GIVEN PROBLEM:
Every line of the material below must be repeated exactly.

>> begin DATA EXTRACT

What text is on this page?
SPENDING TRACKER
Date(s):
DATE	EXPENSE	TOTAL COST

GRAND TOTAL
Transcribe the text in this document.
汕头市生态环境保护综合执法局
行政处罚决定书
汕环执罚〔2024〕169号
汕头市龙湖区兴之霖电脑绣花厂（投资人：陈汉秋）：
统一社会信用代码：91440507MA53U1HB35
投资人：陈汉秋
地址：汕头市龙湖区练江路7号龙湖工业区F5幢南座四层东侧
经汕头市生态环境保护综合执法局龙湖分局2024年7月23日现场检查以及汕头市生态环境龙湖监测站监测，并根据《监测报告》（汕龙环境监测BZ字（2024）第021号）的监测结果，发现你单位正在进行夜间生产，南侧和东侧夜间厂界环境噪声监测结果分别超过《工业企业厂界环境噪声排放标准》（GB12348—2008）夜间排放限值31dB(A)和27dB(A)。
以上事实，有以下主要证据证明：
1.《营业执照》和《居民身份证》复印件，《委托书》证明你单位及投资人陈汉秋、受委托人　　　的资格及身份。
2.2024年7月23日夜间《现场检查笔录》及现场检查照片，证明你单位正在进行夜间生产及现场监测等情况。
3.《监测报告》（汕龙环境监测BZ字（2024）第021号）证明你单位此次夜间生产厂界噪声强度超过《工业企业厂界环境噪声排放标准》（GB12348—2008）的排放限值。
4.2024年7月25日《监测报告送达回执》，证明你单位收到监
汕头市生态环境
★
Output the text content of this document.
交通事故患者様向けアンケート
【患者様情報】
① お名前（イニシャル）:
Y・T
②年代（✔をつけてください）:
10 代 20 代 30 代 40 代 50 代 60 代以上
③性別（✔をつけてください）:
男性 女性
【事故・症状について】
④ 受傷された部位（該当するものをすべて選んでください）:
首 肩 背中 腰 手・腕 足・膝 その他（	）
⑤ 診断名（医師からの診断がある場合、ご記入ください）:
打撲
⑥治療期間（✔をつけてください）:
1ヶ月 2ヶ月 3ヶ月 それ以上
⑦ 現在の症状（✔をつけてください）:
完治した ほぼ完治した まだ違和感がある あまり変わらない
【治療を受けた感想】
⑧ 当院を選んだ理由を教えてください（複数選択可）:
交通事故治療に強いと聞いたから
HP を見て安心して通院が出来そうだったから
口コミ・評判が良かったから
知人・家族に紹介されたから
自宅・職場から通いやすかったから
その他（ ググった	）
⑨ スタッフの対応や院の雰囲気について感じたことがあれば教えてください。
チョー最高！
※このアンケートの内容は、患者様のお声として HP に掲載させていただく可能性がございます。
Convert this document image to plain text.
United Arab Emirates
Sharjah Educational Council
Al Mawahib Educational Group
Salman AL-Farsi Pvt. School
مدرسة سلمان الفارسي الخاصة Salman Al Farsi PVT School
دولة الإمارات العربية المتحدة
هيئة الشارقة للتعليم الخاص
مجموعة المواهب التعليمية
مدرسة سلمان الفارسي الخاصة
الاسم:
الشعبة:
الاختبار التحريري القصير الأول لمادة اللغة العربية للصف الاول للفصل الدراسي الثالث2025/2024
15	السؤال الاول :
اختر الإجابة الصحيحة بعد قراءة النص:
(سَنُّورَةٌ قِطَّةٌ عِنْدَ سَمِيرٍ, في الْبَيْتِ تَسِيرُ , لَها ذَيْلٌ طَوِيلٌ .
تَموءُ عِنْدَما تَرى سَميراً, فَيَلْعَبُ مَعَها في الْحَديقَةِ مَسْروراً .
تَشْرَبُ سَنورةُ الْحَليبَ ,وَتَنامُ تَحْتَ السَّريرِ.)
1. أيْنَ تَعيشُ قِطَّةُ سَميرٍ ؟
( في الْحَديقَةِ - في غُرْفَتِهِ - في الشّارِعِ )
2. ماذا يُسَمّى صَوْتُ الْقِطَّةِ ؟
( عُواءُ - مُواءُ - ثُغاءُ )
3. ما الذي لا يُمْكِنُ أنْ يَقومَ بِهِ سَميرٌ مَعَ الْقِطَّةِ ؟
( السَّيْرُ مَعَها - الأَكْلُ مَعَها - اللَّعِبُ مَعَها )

>> end DATA EXTRACT

ANSWER BELOW:
What text is on this page?
SPENDING TRACKER
Date(s):
DATE	EXPENSE	TOTAL COST

GRAND TOTAL
Transcribe the text in this document.
汕头市生态环境保护综合执法局
行政处罚决定书
汕环执罚〔2024〕169号
汕头市龙湖区兴之霖电脑绣花厂（投资人：陈汉秋）：
统一社会信用代码：91440507MA53U1HB35
投资人：陈汉秋
地址：汕头市龙湖区练江路7号龙湖工业区F5幢南座四层东侧
经汕头市生态环境保护综合执法局龙湖分局2024年7月23日现场检查以及汕头市生态环境龙湖监测站监测，并根据《监测报告》（汕龙环境监测BZ字（2024）第021号）的监测结果，发现你单位正在进行夜间生产，南侧和东侧夜间厂界环境噪声监测结果分别超过《工业企业厂界环境噪声排放标准》（GB12348—2008）夜间排放限值31dB(A)和27dB(A)。
以上事实，有以下主要证据证明：
1.《营业执照》和《居民身份证》复印件，《委托书》证明你单位及投资人陈汉秋、受委托人　　　的资格及身份。
2.2024年7月23日夜间《现场检查笔录》及现场检查照片，证明你单位正在进行夜间生产及现场监测等情况。
3.《监测报告》（汕龙环境监测BZ字（2024）第021号）证明你单位此次夜间生产厂界噪声强度超过《工业企业厂界环境噪声排放标准》（GB12348—2008）的排放限值。
4.2024年7月25日《监测报告送达回执》，证明你单位收到监
汕头市生态环境
★
Output the text content of this document.
交通事故患者様向けアンケート
【患者様情報】
① お名前（イニシャル）:
Y・T
②年代（✔をつけてください）:
10 代 20 代 30 代 40 代 50 代 60 代以上
③性別（✔をつけてください）:
男性 女性
【事故・症状について】
④ 受傷された部位（該当するものをすべて選んでください）:
首 肩 背中 腰 手・腕 足・膝 その他（	）
⑤ 診断名（医師からの診断がある場合、ご記入ください）:
打撲
⑥治療期間（✔をつけてください）:
1ヶ月 2ヶ月 3ヶ月 それ以上
⑦ 現在の症状（✔をつけてください）:
完治した ほぼ完治した まだ違和感がある あまり変わらない
【治療を受けた感想】
⑧ 当院を選んだ理由を教えてください（複数選択可）:
交通事故治療に強いと聞いたから
HP を見て安心して通院が出来そうだったから
口コミ・評判が良かったから
知人・家族に紹介されたから
自宅・職場から通いやすかったから
その他（ ググった	）
⑨ スタッフの対応や院の雰囲気について感じたことがあれば教えてください。
チョー最高！
※このアンケートの内容は、患者様のお声として HP に掲載させていただく可能性がございます。
Convert this document image to plain text.
United Arab Emirates
Sharjah Educational Council
Al Mawahib Educational Group
Salman AL-Farsi Pvt. School
مدرسة سلمان الفارسي الخاصة Salman Al Farsi PVT School
دولة الإمارات العربية المتحدة
هيئة الشارقة للتعليم الخاص
مجموعة المواهب التعليمية
مدرسة سلمان الفارسي الخاصة
الاسم:
الشعبة:
الاختبار التحريري القصير الأول لمادة اللغة العربية للصف الاول للفصل الدراسي الثالث2025/2024
15	السؤال الاول :
اختر الإجابة الصحيحة بعد قراءة النص:
(سَنُّورَةٌ قِطَّةٌ عِنْدَ سَمِيرٍ, في الْبَيْتِ تَسِيرُ , لَها ذَيْلٌ طَوِيلٌ .
تَموءُ عِنْدَما تَرى سَميراً, فَيَلْعَبُ مَعَها في الْحَديقَةِ مَسْروراً .
تَشْرَبُ سَنورةُ الْحَليبَ ,وَتَنامُ تَحْتَ السَّريرِ.)
1. أيْنَ تَعيشُ قِطَّةُ سَميرٍ ؟
( في الْحَديقَةِ - في غُرْفَتِهِ - في الشّارِعِ )
2. ماذا يُسَمّى صَوْتُ الْقِطَّةِ ؟
( عُواءُ - مُواءُ - ثُغاءُ )
3. ما الذي لا يُمْكِنُ أنْ يَقومَ بِهِ سَميرٌ مَعَ الْقِطَّةِ ؟
( السَّيْرُ مَعَها - الأَكْلُ مَعَها - اللَّعِبُ مَعَها )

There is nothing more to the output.